» **Directive**
Within the records below, find each line that holds the string "circle", then copy it.

» **Data for this task**
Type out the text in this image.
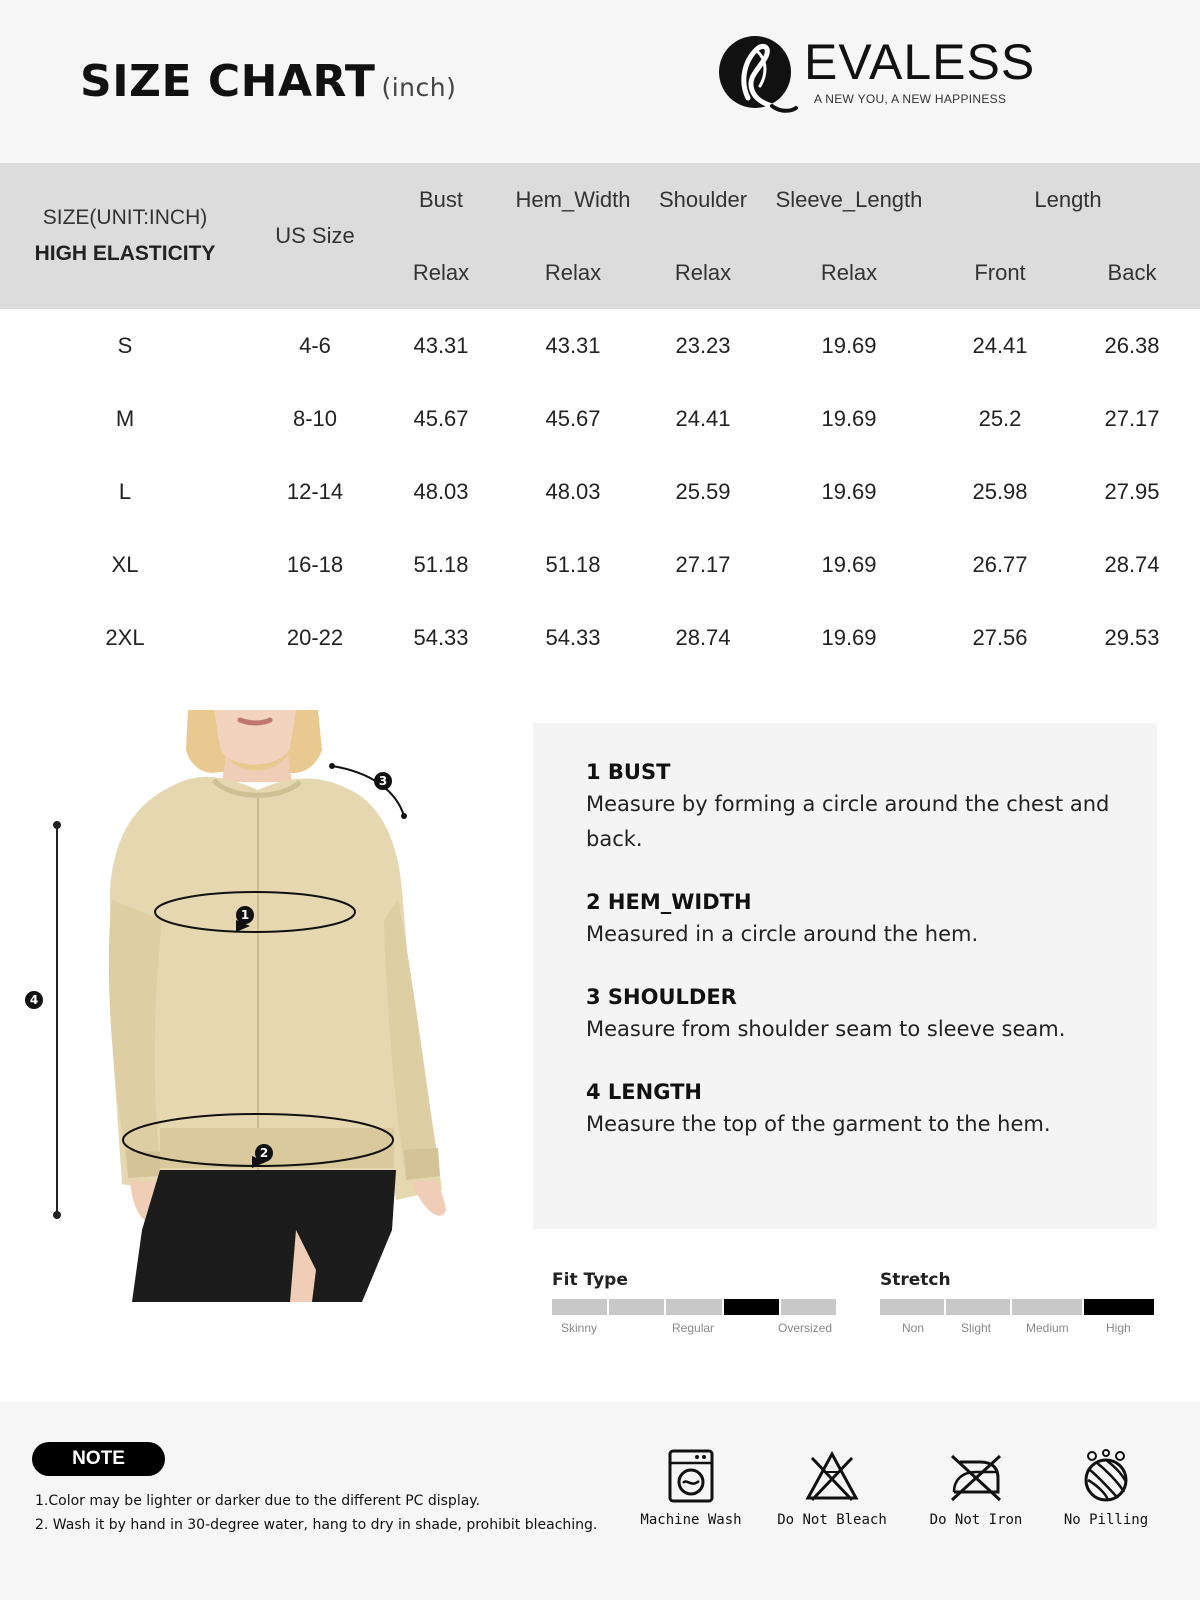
SIZE CHART (inch)	EVALESS
A NEW YOU, A NEW HAPPINESS
SIZE(UNIT:INCH)
HIGH ELASTICITY	US Size	Bust	Hem_Width	Shoulder	Sleeve_Length	Length	
		Relax	Relax	Relax	Relax	Front	Back
S	4-6	43.31	43.31	23.23	19.69	24.41	26.38
M	8-10	45.67	45.67	24.41	19.69	25.2	27.17
L	12-14	48.03	48.03	25.59	19.69	25.98	27.95
XL	16-18	51.18	51.18	27.17	19.69	26.77	28.74
2XL	20-22	54.33	54.33	28.74	19.69	27.56	29.53
1
2
3
4
1 BUST
Measure by forming a circle around the chest and back.
2 HEM_WIDTH
Measured in a circle around the hem.
3 SHOULDER
Measure from shoulder seam to sleeve seam.
4 LENGTH
Measure the top of the garment to the hem.
Fit Type
Skinny	Regular	Oversized
Stretch
Non	Slight	Medium	High
NOTE
1.Color may be lighter or darker due to the different PC display.
2. Wash it by hand in 30-degree water, hang to dry in shade, prohibit bleaching.	Machine Wash	Do Not Bleach	Do Not Iron	No Pilling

» **The result**
Measure by forming a circle around the chest and back.
Measured in a circle around the hem.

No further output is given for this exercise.